Exercise objective » Reproduce every one of the entries below line for line, with no changes, and omit the pictures from your answer.

Record excerpts »

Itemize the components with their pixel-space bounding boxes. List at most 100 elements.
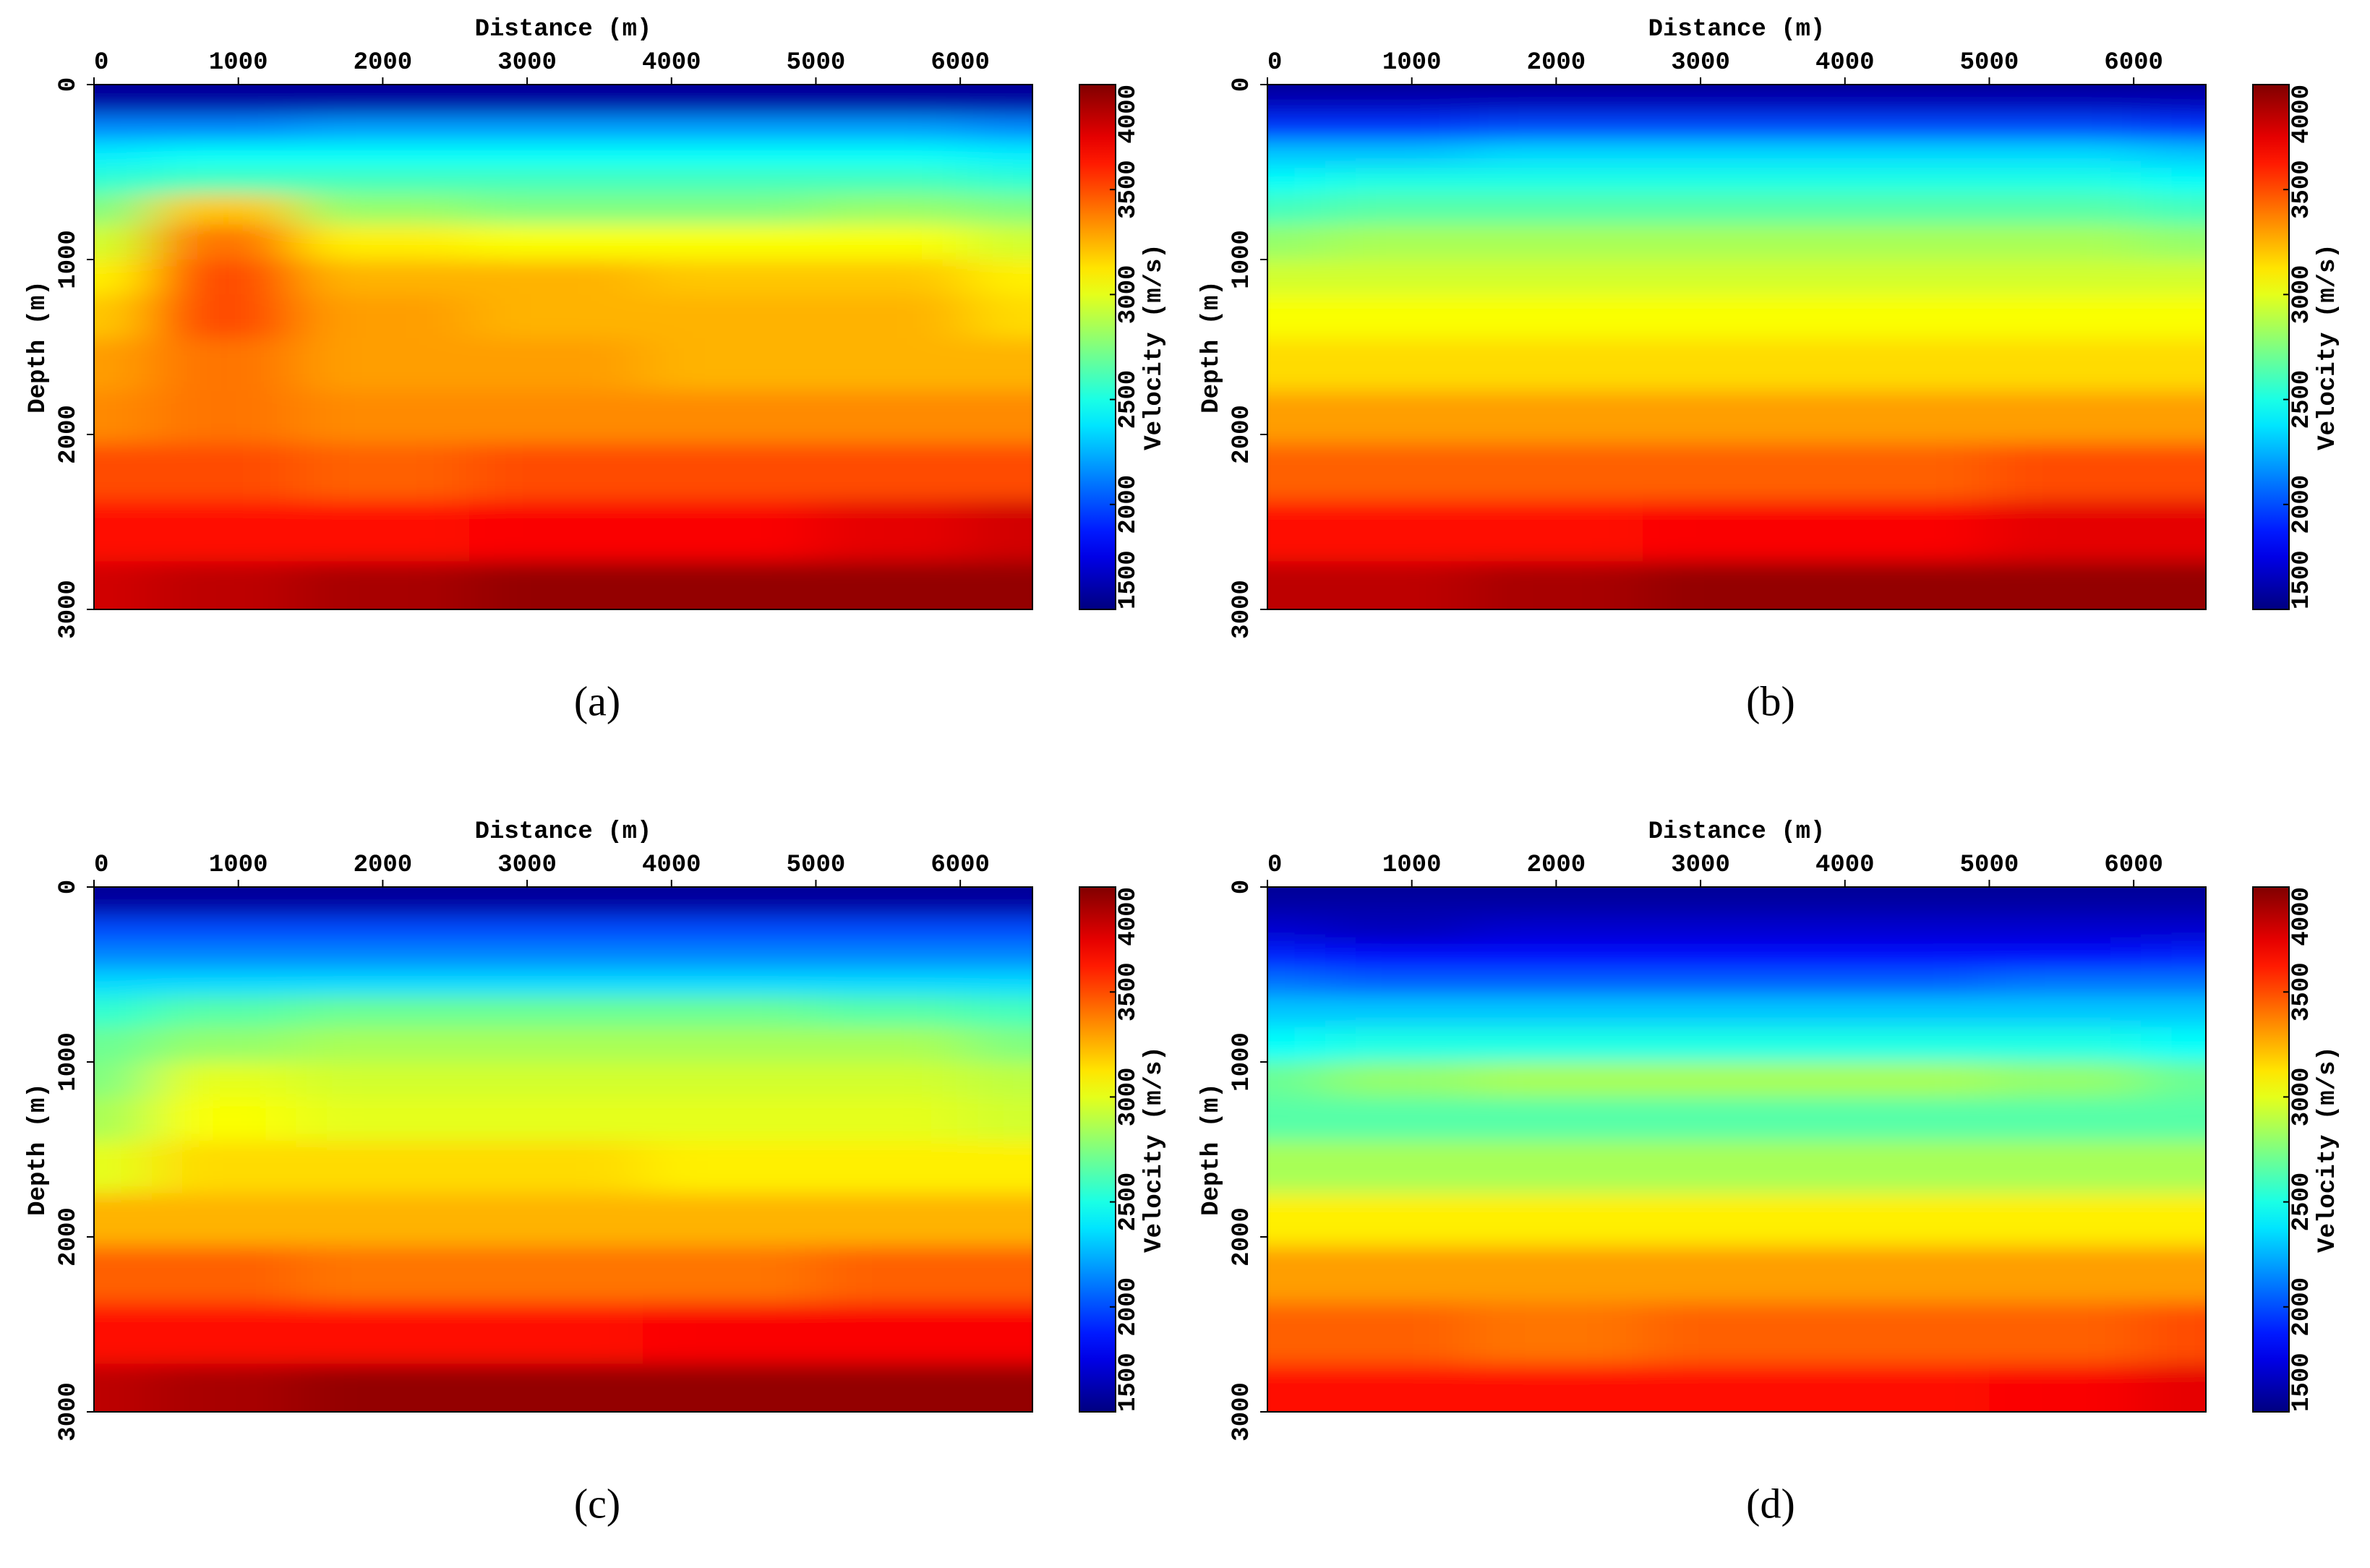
cell — [816, 260, 969, 296]
cell — [2141, 338, 2206, 392]
cell — [1325, 167, 1471, 195]
cell — [1989, 943, 2142, 971]
cell — [296, 1193, 471, 1247]
cell — [296, 896, 471, 919]
cell — [151, 1097, 297, 1141]
cell — [1267, 1302, 1326, 1365]
cell — [2141, 141, 2206, 168]
cell — [642, 943, 817, 971]
cell — [642, 443, 817, 501]
y-tick-label: 0 — [55, 880, 82, 894]
cell — [151, 1027, 297, 1063]
cell — [1469, 443, 1644, 501]
cell — [1469, 1246, 1644, 1303]
x-tick-label: 4000 — [1815, 852, 1875, 879]
cell — [967, 996, 1032, 1028]
cell — [1815, 1027, 1990, 1063]
cell — [2141, 996, 2206, 1028]
cell — [642, 1302, 817, 1365]
y-axis-label: Depth (m) — [1198, 1083, 1225, 1216]
cell — [1989, 500, 2142, 562]
cell — [151, 943, 297, 971]
cell — [469, 115, 643, 142]
cell — [151, 1193, 297, 1247]
cell — [1267, 93, 1326, 116]
cell — [967, 1302, 1032, 1365]
cell — [151, 887, 297, 897]
cell — [1989, 969, 2142, 998]
cell — [94, 194, 153, 226]
cell — [1267, 1246, 1326, 1303]
cell — [967, 917, 1032, 945]
colorbar-label: Velocity (m/s) — [1141, 1046, 1168, 1253]
cell — [469, 1193, 643, 1247]
cell — [1469, 115, 1644, 142]
cell — [151, 390, 297, 445]
cell — [642, 1246, 817, 1303]
cell — [2141, 1193, 2206, 1247]
x-tick-label: 0 — [1267, 49, 1282, 77]
cell — [1643, 887, 1817, 897]
cell — [2141, 260, 2206, 296]
cell — [2141, 561, 2206, 609]
cell — [2141, 1246, 2206, 1303]
cell — [1989, 260, 2142, 296]
cell — [816, 1363, 969, 1412]
cell — [2141, 167, 2206, 195]
cell — [469, 969, 643, 998]
cell — [1643, 1193, 1817, 1247]
colorbar-tick-label: 1500 — [1115, 1353, 1142, 1412]
cell — [94, 224, 153, 260]
cell — [642, 1140, 817, 1194]
cell — [967, 443, 1032, 501]
cell — [1469, 294, 1644, 339]
cell — [296, 1027, 471, 1063]
cell — [1643, 996, 1817, 1028]
cell — [2141, 294, 2206, 339]
cell — [94, 917, 153, 945]
cell — [642, 500, 817, 562]
colorbar-tick-label: 3000 — [2288, 1068, 2316, 1127]
cell — [1325, 1140, 1471, 1194]
x-tick-label: 5000 — [1960, 49, 2019, 77]
cell — [1815, 224, 1990, 260]
cell — [151, 115, 297, 142]
y-axis-label: Depth (m) — [25, 280, 52, 414]
cell — [1989, 1246, 2142, 1303]
cell — [151, 443, 297, 501]
cell — [816, 194, 969, 226]
cell — [816, 1302, 969, 1365]
cell — [1469, 896, 1644, 919]
x-tick-label: 1000 — [1382, 49, 1442, 77]
cell — [1643, 141, 1817, 168]
cell — [469, 294, 643, 339]
cells — [1267, 887, 2206, 1412]
cell — [1815, 115, 1990, 142]
cell — [642, 194, 817, 226]
cell — [642, 896, 817, 919]
cell — [151, 1140, 297, 1194]
y-tick-label: 1000 — [55, 1032, 82, 1092]
cell — [816, 917, 969, 945]
cell — [94, 1363, 153, 1412]
cell — [151, 167, 297, 195]
cell — [1469, 996, 1644, 1028]
x-tick-label: 2000 — [354, 49, 413, 77]
cell — [1267, 1193, 1326, 1247]
cell — [94, 896, 153, 919]
cell — [94, 141, 153, 168]
cell — [642, 996, 817, 1028]
x-tick-label: 0 — [94, 49, 108, 77]
x-tick-label: 2000 — [1527, 852, 1586, 879]
x-tick-label: 1000 — [209, 49, 268, 77]
cell — [1989, 294, 2142, 339]
cell — [1643, 224, 1817, 260]
x-tick-label: 5000 — [787, 852, 846, 879]
cell — [1815, 996, 1990, 1028]
cell — [151, 996, 297, 1028]
cell — [1989, 1062, 2142, 1098]
cell — [296, 1363, 471, 1412]
cell — [94, 969, 153, 998]
cell — [1989, 167, 2142, 195]
cell — [1815, 294, 1990, 339]
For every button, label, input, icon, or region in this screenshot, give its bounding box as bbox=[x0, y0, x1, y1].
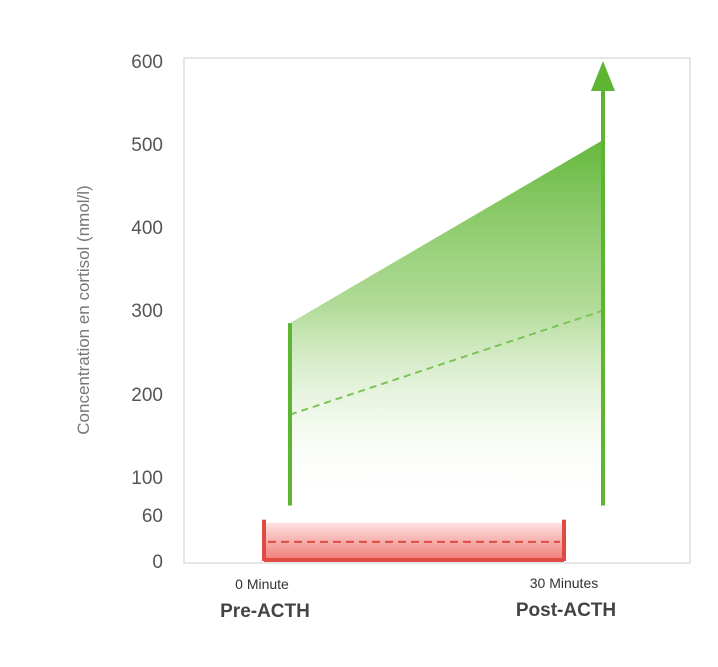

Exercise solution »
Itemize the components with their pixel-space bounding boxes. List at most 100 elements.
cell — [816, 260, 969, 296]
cell — [2141, 338, 2206, 392]
cell — [1325, 167, 1471, 195]
cell — [1989, 943, 2142, 971]
cell — [296, 1193, 471, 1247]
cell — [296, 896, 471, 919]
cell — [151, 1097, 297, 1141]
cell — [1267, 1302, 1326, 1365]
cell — [2141, 141, 2206, 168]
cell — [642, 943, 817, 971]
cell — [642, 443, 817, 501]
y-tick-label: 0 — [55, 880, 82, 894]
cell — [151, 1027, 297, 1063]
cell — [1469, 443, 1644, 501]
cell — [1469, 1246, 1644, 1303]
x-tick-label: 4000 — [1815, 852, 1875, 879]
cell — [967, 996, 1032, 1028]
cell — [1815, 1027, 1990, 1063]
cell — [2141, 996, 2206, 1028]
cell — [642, 1302, 817, 1365]
y-axis-label: Depth (m) — [1198, 1083, 1225, 1216]
cell — [1989, 500, 2142, 562]
cell — [151, 943, 297, 971]
cell — [469, 115, 643, 142]
cell — [151, 1193, 297, 1247]
cell — [1267, 93, 1326, 116]
cell — [967, 1302, 1032, 1365]
cell — [151, 887, 297, 897]
cell — [1989, 969, 2142, 998]
cell — [94, 194, 153, 226]
cell — [1267, 1246, 1326, 1303]
cell — [967, 917, 1032, 945]
colorbar-label: Velocity (m/s) — [1141, 1046, 1168, 1253]
cell — [469, 1193, 643, 1247]
cell — [1469, 115, 1644, 142]
cell — [151, 390, 297, 445]
cell — [642, 1246, 817, 1303]
cell — [2141, 1193, 2206, 1247]
x-tick-label: 0 — [1267, 49, 1282, 77]
cell — [1643, 887, 1817, 897]
cell — [2141, 260, 2206, 296]
cell — [2141, 561, 2206, 609]
cell — [2141, 1246, 2206, 1303]
cell — [1989, 260, 2142, 296]
cell — [816, 1363, 969, 1412]
cell — [2141, 167, 2206, 195]
cell — [469, 969, 643, 998]
cell — [1643, 1193, 1817, 1247]
colorbar-tick-label: 1500 — [1115, 1353, 1142, 1412]
cell — [94, 224, 153, 260]
cell — [642, 1140, 817, 1194]
cell — [967, 443, 1032, 501]
cell — [1469, 294, 1644, 339]
cell — [296, 1027, 471, 1063]
cell — [1643, 996, 1817, 1028]
cell — [2141, 294, 2206, 339]
cell — [94, 917, 153, 945]
cell — [642, 500, 817, 562]
colorbar-tick-label: 3000 — [2288, 1068, 2316, 1127]
cell — [1325, 1140, 1471, 1194]
x-tick-label: 5000 — [1960, 49, 2019, 77]
cell — [1815, 224, 1990, 260]
cell — [151, 115, 297, 142]
y-axis-label: Depth (m) — [25, 280, 52, 414]
cell — [1989, 1246, 2142, 1303]
cell — [151, 443, 297, 501]
cell — [816, 194, 969, 226]
cell — [816, 1302, 969, 1365]
cell — [1469, 896, 1644, 919]
x-tick-label: 1000 — [1382, 49, 1442, 77]
cell — [1643, 141, 1817, 168]
cell — [469, 294, 643, 339]
cells — [1267, 887, 2206, 1412]
cell — [1815, 115, 1990, 142]
cell — [642, 194, 817, 226]
cell — [642, 896, 817, 919]
cell — [151, 1140, 297, 1194]
y-tick-label: 1000 — [55, 1032, 82, 1092]
cell — [816, 917, 969, 945]
cell — [94, 1363, 153, 1412]
cell — [151, 167, 297, 195]
cell — [1469, 996, 1644, 1028]
x-tick-label: 2000 — [354, 49, 413, 77]
cell — [1267, 1193, 1326, 1247]
cell — [94, 896, 153, 919]
cell — [94, 141, 153, 168]
cell — [642, 996, 817, 1028]
x-tick-label: 0 — [94, 49, 108, 77]
x-tick-label: 2000 — [1527, 852, 1586, 879]
x-tick-label: 1000 — [209, 49, 268, 77]
cell — [1989, 294, 2142, 339]
cell — [1643, 224, 1817, 260]
x-tick-label: 5000 — [787, 852, 846, 879]
cell — [1815, 996, 1990, 1028]
cell — [151, 996, 297, 1028]
cell — [1989, 1062, 2142, 1098]
cell — [296, 1363, 471, 1412]
cell — [94, 969, 153, 998]
cell — [1989, 167, 2142, 195]
cell — [1815, 294, 1990, 339]
For every button, label, input, icon, or region in this screenshot, give its bounding box as bbox=[x0, y0, x1, y1].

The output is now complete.